##### EXTRACT PROVIDED #####
Auditing Federal Contractors Part 1¶

By Leon Yin Last Updated 2017-06-11

View this notebook in NBViewer or Github

This two part module will show you how to request data from USASpending.gov, store it as a tab-separated value (tsv), and perform some temporal and spatial analysis.

I hope these two modules are clear enough to be used by Journalists, Laywers, and other folks who wish to use data to audit government contractors

Please view part 2 on NBViewer or Github

Downloading data from USA Spending¶

This notebook describes how to download a annual records from the USASpending.gov website for a specific contractor.

In this example we download all records for the Core Corrections Association of America (CCA), and all it's subsidiaries.

Let's start by getting all the Python packages we used in this module first.

In [5]:

%%sh
pip install -r requirements.txt

In [21]:

%matplotlib inline
import os
from zipfile import ZipFile
from multiprocessing import Pool
import requests
from io import BytesIO
from itertools import repeat
import datetime

import pandas as pd

In [2]:

latest_update = '20170515'
next_latest  = '20170115'

year = 2017

dep= 'All'

In [3]:

url = ('http://download.usaspending.gov/data_archives/{UP_MONTH}/'
       'tsv/{{YEAR}}_{DEP}_Contracts_Full_{UP_DATE}.tsv.zip'.format(
            UP_MONTH=latest_update[:-2], DEP=dep, UP_DATE=latest_update))
##### INFORMATION GIVEN #####
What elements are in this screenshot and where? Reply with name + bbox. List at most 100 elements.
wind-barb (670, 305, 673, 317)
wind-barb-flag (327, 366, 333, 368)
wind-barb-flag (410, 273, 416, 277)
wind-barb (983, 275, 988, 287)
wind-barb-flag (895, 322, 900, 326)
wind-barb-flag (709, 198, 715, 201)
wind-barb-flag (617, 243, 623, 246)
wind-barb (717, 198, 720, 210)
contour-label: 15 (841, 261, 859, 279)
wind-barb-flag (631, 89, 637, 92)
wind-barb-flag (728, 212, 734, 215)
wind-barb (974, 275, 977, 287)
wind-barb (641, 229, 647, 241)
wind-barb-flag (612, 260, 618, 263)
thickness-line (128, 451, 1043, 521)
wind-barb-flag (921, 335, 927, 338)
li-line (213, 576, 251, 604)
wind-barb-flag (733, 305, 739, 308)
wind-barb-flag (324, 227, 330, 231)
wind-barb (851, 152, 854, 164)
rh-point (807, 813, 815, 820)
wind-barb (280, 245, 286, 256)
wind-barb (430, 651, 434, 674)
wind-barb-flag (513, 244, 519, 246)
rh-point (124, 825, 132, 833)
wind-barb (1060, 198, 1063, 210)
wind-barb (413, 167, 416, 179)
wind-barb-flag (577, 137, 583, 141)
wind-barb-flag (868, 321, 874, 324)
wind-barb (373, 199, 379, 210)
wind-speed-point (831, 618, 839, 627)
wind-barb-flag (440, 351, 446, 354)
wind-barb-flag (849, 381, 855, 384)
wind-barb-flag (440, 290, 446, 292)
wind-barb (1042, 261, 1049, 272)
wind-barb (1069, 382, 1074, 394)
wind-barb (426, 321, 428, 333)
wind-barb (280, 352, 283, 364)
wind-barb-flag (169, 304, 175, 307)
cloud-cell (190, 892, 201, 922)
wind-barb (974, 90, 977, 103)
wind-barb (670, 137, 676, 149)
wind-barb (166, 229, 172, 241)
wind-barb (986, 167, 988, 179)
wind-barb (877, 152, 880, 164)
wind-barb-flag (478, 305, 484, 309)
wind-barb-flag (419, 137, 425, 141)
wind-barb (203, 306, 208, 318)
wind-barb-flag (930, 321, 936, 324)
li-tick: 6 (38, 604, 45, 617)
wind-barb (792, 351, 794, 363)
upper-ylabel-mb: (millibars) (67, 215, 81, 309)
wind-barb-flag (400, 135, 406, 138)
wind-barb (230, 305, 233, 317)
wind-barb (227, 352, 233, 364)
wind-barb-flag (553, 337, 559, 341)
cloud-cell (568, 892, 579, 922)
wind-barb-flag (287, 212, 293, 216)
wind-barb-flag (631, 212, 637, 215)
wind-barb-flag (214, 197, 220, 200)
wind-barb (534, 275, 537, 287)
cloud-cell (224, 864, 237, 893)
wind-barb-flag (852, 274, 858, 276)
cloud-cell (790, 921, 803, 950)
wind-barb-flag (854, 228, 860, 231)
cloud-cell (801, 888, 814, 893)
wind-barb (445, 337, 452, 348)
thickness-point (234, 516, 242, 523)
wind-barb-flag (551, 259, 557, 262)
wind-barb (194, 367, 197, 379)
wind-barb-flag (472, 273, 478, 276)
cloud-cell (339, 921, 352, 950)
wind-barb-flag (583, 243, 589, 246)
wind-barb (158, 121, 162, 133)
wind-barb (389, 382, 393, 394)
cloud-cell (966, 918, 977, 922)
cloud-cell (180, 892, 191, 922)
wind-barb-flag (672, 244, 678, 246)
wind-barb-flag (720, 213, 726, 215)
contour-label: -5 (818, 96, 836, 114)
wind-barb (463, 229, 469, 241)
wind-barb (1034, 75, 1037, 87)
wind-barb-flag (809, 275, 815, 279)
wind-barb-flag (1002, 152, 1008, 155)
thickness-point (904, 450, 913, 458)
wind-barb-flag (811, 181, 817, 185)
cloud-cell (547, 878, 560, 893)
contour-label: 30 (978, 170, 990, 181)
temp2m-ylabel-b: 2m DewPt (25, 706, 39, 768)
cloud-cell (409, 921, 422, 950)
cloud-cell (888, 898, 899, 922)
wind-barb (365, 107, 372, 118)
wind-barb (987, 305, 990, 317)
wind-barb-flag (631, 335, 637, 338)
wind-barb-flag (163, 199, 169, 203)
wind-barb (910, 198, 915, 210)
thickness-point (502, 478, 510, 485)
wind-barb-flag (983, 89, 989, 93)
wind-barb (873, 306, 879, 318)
#####
##### INFORMATION GIVEN #####
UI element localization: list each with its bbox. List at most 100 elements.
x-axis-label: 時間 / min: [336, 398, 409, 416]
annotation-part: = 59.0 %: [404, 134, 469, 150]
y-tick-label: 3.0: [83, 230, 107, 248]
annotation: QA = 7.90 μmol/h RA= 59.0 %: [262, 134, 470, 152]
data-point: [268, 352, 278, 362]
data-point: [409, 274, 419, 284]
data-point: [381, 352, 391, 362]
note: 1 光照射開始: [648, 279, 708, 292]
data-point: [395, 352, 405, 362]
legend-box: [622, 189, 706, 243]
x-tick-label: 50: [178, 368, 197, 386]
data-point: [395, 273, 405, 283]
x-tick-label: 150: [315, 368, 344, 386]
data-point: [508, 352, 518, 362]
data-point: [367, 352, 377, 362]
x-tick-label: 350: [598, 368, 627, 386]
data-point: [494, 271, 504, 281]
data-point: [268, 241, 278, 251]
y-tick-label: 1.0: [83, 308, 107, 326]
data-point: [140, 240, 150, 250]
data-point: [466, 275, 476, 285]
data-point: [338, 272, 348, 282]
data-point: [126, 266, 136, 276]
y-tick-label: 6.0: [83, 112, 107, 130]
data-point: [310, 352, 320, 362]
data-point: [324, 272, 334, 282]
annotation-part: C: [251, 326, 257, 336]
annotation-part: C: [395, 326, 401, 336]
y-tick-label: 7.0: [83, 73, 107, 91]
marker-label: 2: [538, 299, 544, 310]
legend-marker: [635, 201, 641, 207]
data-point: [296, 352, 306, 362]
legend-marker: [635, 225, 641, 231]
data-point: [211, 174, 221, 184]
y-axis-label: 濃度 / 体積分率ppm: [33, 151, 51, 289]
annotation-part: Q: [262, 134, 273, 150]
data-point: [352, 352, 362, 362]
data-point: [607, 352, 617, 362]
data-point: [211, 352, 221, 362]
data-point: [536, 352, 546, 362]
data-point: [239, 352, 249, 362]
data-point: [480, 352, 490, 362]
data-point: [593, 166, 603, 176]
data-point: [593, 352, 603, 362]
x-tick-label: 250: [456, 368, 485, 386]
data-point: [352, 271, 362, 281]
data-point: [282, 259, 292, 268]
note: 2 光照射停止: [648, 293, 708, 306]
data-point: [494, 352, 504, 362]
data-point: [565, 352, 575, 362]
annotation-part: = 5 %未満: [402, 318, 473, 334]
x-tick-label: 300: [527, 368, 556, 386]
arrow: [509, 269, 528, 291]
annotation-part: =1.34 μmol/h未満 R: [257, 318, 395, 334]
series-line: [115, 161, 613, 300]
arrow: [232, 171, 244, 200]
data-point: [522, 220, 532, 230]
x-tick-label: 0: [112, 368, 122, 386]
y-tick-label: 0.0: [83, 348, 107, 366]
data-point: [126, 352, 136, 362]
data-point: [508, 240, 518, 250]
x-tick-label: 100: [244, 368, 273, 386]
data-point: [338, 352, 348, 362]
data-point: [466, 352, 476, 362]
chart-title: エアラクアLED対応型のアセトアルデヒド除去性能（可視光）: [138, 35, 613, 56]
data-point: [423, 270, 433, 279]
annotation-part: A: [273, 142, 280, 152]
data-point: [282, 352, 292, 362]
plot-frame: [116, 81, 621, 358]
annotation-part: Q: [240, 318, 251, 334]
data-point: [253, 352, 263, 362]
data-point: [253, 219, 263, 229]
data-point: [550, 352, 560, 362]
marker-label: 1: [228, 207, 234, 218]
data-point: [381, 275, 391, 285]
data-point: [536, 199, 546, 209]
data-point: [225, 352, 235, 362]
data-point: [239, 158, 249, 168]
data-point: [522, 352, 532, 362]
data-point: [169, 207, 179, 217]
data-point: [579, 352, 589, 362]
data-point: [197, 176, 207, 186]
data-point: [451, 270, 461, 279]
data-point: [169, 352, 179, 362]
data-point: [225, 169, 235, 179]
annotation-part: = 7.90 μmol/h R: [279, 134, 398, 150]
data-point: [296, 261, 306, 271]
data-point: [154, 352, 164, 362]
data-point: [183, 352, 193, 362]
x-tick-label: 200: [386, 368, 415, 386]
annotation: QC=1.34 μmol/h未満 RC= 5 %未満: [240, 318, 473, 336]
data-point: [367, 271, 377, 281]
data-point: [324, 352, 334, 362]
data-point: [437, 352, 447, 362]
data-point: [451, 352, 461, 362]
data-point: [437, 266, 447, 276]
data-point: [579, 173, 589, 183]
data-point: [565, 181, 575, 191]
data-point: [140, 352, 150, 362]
#####
__AIM OF THE TASK__:
Write the next part of the notebook on auditing federal contractors with USASpending.gov data, starting right after its last line of code. This data was taken from a separate source.

__ANSWER__:
url

Out[3]:

'http://download.usaspending.gov/data_archives/201705/tsv/{YEAR}_All_Contracts_Full_20170515.tsv.zip'

In [4]:

# for files that were not updated by the date above...
url_legacy = ('http://download.usaspending.gov/data_archives/{UP_MONTH}/'
              'tsv/{{YEAR}}_{DEP}_Contracts_Full_{UP_DATE}.tsv.zip'.format(
                  UP_MONTH=next_latest[:-2], DEP=dep, UP_DATE=next_latest))

In [5]:

data_in = 'data_in/spending'

In [6]:

# these are the years we are interested in:
start = 2000
end = 2017
years = [y for y in range(start, end + 1)]

In [7]:

# There are the aliases for each company, this is case insensitive, 
# but need to be enclose in a single or double quote!
companies =  ['Corrections Corporation of America', 
              'CoreCivic',
              'TransCor']

In [9]:

def load_and_sift(year, regex):
    '''Downloads zipped tsv file from: 
    https://www.usaspending.gov/DownloadCenter/Pages/dataarchives.aspx
    to a requests object.
    
    Expands zipfile and reads each file, chunkwise into Pandas dataframes.
    The dataframe (df) is filtered by the conpanies' RegEx expression.
    
    Args:
       year (int):  The fiscal year of records to load.
       regex (string): A regex expression of company name(s).
    
    Returns:
       df: a Pandas Dataframe containing records from the given.
    '''
    print(year)
    r = requests.get(url.format(YEAR=year))
    last_update = datetime.datetime.strptime(latest_update, '%Y%m%d')
    
    if r.status_code == 404: # if url doesn't work, use the legacy url.
        r = requests.get(url_legacy.format(YEAR=year))
        last_update = datetime.datetime.strptime(next_latest, '%Y%m%d')
            
    if r.status_code == 200: # make sure the download was successful.
                     
        # the downloaded stream is a zip archive
        zipfile = ZipFile(BytesIO(r.content))        
        df_final = pd.DataFrame()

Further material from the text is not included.